___ MATERIAL FOR THE TASK

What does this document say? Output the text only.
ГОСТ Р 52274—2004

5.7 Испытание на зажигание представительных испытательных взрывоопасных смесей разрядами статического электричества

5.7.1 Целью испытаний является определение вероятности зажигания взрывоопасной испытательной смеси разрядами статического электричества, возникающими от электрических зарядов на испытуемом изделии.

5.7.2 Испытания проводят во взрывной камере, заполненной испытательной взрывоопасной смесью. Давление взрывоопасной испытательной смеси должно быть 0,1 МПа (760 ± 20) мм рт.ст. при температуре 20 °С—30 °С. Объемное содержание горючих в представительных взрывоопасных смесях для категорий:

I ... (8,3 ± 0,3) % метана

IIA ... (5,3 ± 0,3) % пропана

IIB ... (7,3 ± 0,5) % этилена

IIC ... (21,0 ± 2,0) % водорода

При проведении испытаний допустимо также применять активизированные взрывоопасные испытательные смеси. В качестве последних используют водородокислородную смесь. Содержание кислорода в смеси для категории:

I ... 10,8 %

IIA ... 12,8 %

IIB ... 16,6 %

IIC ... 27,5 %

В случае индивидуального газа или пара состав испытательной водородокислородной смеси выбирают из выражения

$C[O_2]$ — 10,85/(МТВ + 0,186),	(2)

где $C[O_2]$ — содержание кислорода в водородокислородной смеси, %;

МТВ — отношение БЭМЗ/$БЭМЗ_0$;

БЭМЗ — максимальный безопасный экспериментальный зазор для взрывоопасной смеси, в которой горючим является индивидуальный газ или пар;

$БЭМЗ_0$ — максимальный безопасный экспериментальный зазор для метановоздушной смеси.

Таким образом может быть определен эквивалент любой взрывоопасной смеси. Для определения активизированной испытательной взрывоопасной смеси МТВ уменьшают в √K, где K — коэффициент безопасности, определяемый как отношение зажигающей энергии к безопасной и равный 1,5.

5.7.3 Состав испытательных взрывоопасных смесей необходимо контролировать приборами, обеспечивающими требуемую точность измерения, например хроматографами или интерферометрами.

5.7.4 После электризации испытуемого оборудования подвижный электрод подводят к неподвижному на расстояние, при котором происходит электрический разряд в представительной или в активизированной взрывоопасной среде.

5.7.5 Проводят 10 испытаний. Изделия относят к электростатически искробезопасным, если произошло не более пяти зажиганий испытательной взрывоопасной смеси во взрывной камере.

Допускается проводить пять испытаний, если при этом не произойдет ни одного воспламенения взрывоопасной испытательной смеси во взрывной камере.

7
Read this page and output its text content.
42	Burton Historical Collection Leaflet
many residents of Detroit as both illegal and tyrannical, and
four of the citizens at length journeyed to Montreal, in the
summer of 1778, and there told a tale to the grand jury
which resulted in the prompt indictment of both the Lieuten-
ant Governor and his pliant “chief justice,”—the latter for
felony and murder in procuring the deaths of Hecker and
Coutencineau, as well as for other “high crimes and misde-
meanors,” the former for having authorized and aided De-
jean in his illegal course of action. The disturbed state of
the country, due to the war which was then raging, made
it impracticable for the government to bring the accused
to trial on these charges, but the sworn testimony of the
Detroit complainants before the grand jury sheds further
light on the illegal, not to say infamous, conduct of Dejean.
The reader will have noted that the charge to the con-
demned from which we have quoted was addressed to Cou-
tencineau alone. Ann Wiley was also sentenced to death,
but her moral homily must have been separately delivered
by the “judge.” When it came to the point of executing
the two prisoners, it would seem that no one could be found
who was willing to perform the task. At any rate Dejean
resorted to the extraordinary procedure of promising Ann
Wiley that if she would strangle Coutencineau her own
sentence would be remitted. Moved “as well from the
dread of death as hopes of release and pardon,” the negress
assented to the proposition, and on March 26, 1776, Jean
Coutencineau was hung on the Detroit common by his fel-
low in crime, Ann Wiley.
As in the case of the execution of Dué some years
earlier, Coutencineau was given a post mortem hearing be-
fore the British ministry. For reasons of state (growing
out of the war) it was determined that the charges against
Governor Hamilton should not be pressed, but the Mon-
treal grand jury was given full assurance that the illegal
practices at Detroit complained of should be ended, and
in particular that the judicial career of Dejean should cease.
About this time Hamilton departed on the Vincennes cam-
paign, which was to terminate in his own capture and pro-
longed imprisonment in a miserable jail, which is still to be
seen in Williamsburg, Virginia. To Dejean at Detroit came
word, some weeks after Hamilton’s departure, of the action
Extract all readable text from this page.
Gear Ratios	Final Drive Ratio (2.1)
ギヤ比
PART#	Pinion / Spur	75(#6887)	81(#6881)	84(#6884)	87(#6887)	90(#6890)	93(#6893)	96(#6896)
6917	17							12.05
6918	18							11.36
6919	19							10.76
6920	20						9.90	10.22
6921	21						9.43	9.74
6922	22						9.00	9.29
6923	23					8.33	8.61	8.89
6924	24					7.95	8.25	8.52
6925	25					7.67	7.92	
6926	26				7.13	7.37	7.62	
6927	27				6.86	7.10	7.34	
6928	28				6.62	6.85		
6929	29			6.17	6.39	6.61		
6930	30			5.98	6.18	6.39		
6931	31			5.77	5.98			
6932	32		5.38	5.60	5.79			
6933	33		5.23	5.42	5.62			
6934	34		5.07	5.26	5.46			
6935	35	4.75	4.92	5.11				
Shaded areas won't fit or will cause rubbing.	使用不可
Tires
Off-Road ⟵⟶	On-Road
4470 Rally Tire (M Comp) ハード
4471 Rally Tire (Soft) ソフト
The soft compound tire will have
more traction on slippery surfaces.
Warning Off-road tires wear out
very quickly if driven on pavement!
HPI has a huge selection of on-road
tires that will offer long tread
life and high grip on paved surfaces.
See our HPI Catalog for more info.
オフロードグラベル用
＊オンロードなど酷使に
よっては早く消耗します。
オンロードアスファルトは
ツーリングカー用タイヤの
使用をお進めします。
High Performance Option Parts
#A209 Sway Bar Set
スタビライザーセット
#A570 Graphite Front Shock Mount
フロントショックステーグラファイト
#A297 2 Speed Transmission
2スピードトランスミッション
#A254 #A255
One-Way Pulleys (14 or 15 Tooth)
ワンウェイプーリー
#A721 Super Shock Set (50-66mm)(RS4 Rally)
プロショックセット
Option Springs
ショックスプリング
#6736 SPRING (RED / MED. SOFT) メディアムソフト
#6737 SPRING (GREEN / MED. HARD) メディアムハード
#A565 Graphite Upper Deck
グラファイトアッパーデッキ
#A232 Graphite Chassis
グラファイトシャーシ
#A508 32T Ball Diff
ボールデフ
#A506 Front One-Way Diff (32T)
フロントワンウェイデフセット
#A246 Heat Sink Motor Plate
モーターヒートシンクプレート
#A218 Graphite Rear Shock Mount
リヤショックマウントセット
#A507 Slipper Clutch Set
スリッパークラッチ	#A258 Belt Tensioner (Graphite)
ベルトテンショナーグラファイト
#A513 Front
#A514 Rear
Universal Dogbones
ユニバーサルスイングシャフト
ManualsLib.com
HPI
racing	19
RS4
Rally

______

— YOUR OBJECTIVE —
Scan the lines for the string "this". Pick out every line that has it.

— FULL OUTPUT —
What does this document say? Output the text only.
Read this page and output its text content.
About this time Hamilton departed on the Vincennes cam-
Extract all readable text from this page.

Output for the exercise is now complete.